* begin *
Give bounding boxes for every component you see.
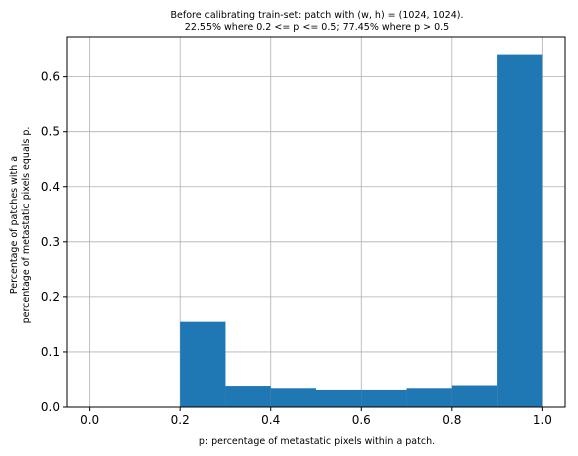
histogram-bar xyxy=(497,54,543,407)
y-tick-label: 0.5 xyxy=(41,125,60,139)
grid-layer xyxy=(67,37,565,408)
x-axis-label: p: percentage of metastatic pixels withi… xyxy=(199,436,435,447)
y-axis-label-line-2: percentage of metastatic pixels equals p… xyxy=(21,127,32,324)
histogram-bar xyxy=(225,386,271,407)
y-tick-label: 0.0 xyxy=(41,400,60,414)
y-tick-label: 0.4 xyxy=(41,180,60,194)
y-tick-label: 0.2 xyxy=(41,290,60,304)
chart-title-line-1: Before calibrating train-set: patch with… xyxy=(171,10,464,21)
histogram-bar xyxy=(270,388,316,407)
x-tick-label: 0.8 xyxy=(442,413,461,427)
x-tick-label: 0.4 xyxy=(261,413,280,427)
histogram-bar xyxy=(406,388,452,407)
histogram-bar xyxy=(361,389,407,407)
histogram-bar xyxy=(316,389,362,407)
y-axis-label-line-1: Percentage of patches with a xyxy=(9,156,20,294)
histogram-bar xyxy=(180,321,226,407)
y-tick-label: 0.6 xyxy=(41,70,60,84)
histogram-bar xyxy=(451,385,498,407)
y-tick-label: 0.3 xyxy=(41,235,60,249)
ticks-layer: 0.0 0.2 0.4 0.6 0.8 1.0 0.0 0.1 0.2 0.3 0.4 0.5 0.6 xyxy=(41,70,552,427)
x-tick-label: 0.0 xyxy=(80,413,99,427)
bars-layer xyxy=(180,54,543,407)
plot-area-frame xyxy=(66,36,566,408)
chart-title-line-2: 22.55% where 0.2 <= p <= 0.5; 77.45% whe… xyxy=(185,22,449,33)
x-tick-label: 0.6 xyxy=(352,413,371,427)
x-tick-label: 1.0 xyxy=(533,413,552,427)
x-tick-label: 0.2 xyxy=(171,413,190,427)
y-tick-label: 0.1 xyxy=(41,345,60,359)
* end *
■ **Written task**: Render the stretch of items from the line containing "histogram-bar xyxy=(497,54,543,407)" through the last line of the items as a numbered list, leaving out any blank lines.

■ **Answer for this exercise**:
1. histogram-bar xyxy=(497,54,543,407)
2. y-tick-label: 0.5 xyxy=(41,125,60,139)
3. grid-layer xyxy=(67,37,565,408)
4. x-axis-label: p: percentage of metastatic pixels withi… xyxy=(199,436,435,447)
5. y-axis-label-line-2: percentage of metastatic pixels equals p… xyxy=(21,127,32,324)
6. histogram-bar xyxy=(225,386,271,407)
7. y-tick-label: 0.0 xyxy=(41,400,60,414)
8. y-tick-label: 0.4 xyxy=(41,180,60,194)
9. y-tick-label: 0.2 xyxy=(41,290,60,304)
10. chart-title-line-1: Before calibrating train-set: patch with… xyxy=(171,10,464,21)
11. histogram-bar xyxy=(270,388,316,407)
12. x-tick-label: 0.8 xyxy=(442,413,461,427)
13. x-tick-label: 0.4 xyxy=(261,413,280,427)
14. histogram-bar xyxy=(406,388,452,407)
15. histogram-bar xyxy=(361,389,407,407)
16. histogram-bar xyxy=(316,389,362,407)
17. y-axis-label-line-1: Percentage of patches with a xyxy=(9,156,20,294)
18. histogram-bar xyxy=(180,321,226,407)
19. y-tick-label: 0.6 xyxy=(41,70,60,84)
20. histogram-bar xyxy=(451,385,498,407)
21. y-tick-label: 0.3 xyxy=(41,235,60,249)
22. ticks-layer: 0.0 0.2 0.4 0.6 0.8 1.0 0.0 0.1 0.2 0.3 0.4 0.5 0.6 xyxy=(41,70,552,427)
23. x-tick-label: 0.0 xyxy=(80,413,99,427)
24. bars-layer xyxy=(180,54,543,407)
25. plot-area-frame xyxy=(66,36,566,408)
26. chart-title-line-2: 22.55% where 0.2 <= p <= 0.5; 77.45% whe… xyxy=(185,22,449,33)
27. x-tick-label: 0.6 xyxy=(352,413,371,427)
28. x-tick-label: 1.0 xyxy=(533,413,552,427)
29. x-tick-label: 0.2 xyxy=(171,413,190,427)
30. y-tick-label: 0.1 xyxy=(41,345,60,359)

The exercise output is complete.